## [Written problem]
All material below is to be reproduced exactly.

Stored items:
[BEGIN]
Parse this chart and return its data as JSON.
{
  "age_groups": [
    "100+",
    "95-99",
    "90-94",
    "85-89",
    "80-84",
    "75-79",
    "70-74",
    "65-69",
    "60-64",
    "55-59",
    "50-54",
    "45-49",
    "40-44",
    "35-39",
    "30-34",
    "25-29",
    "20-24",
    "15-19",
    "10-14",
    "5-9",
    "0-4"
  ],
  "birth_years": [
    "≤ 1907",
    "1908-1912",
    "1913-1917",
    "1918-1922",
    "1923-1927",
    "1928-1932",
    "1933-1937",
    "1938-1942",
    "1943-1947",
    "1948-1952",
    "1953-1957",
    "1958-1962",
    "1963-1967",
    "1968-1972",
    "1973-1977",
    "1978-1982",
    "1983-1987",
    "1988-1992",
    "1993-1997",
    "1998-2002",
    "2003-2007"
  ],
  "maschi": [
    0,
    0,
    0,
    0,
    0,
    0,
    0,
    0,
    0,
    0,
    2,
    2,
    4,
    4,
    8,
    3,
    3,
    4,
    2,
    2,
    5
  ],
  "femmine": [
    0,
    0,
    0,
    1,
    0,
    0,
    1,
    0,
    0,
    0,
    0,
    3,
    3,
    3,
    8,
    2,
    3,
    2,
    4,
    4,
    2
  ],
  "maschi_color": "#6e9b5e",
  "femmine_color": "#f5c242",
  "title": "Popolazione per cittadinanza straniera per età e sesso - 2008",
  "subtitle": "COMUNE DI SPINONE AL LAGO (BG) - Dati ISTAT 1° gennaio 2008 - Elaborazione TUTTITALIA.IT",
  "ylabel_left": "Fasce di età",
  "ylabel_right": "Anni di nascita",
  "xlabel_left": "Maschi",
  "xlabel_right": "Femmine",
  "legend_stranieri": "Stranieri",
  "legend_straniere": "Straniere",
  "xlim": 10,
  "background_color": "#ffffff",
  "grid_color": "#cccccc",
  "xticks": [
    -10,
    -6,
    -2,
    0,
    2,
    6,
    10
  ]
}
[END]
## [Written response]
Parse this chart and return its data as JSON.
{
  "age_groups": [
    "100+",
    "95-99",
    "90-94",
    "85-89",
    "80-84",
    "75-79",
    "70-74",
    "65-69",
    "60-64",
    "55-59",
    "50-54",
    "45-49",
    "40-44",
    "35-39",
    "30-34",
    "25-29",
    "20-24",
    "15-19",
    "10-14",
    "5-9",
    "0-4"
  ],
  "birth_years": [
    "≤ 1907",
    "1908-1912",
    "1913-1917",
    "1918-1922",
    "1923-1927",
    "1928-1932",
    "1933-1937",
    "1938-1942",
    "1943-1947",
    "1948-1952",
    "1953-1957",
    "1958-1962",
    "1963-1967",
    "1968-1972",
    "1973-1977",
    "1978-1982",
    "1983-1987",
    "1988-1992",
    "1993-1997",
    "1998-2002",
    "2003-2007"
  ],
  "maschi": [
    0,
    0,
    0,
    0,
    0,
    0,
    0,
    0,
    0,
    0,
    2,
    2,
    4,
    4,
    8,
    3,
    3,
    4,
    2,
    2,
    5
  ],
  "femmine": [
    0,
    0,
    0,
    1,
    0,
    0,
    1,
    0,
    0,
    0,
    0,
    3,
    3,
    3,
    8,
    2,
    3,
    2,
    4,
    4,
    2
  ],
  "maschi_color": "#6e9b5e",
  "femmine_color": "#f5c242",
  "title": "Popolazione per cittadinanza straniera per età e sesso - 2008",
  "subtitle": "COMUNE DI SPINONE AL LAGO (BG) - Dati ISTAT 1° gennaio 2008 - Elaborazione TUTTITALIA.IT",
  "ylabel_left": "Fasce di età",
  "ylabel_right": "Anni di nascita",
  "xlabel_left": "Maschi",
  "xlabel_right": "Femmine",
  "legend_stranieri": "Stranieri",
  "legend_straniere": "Straniere",
  "xlim": 10,
  "background_color": "#ffffff",
  "grid_color": "#cccccc",
  "xticks": [
    -10,
    -6,
    -2,
    0,
    2,
    6,
    10
  ]
}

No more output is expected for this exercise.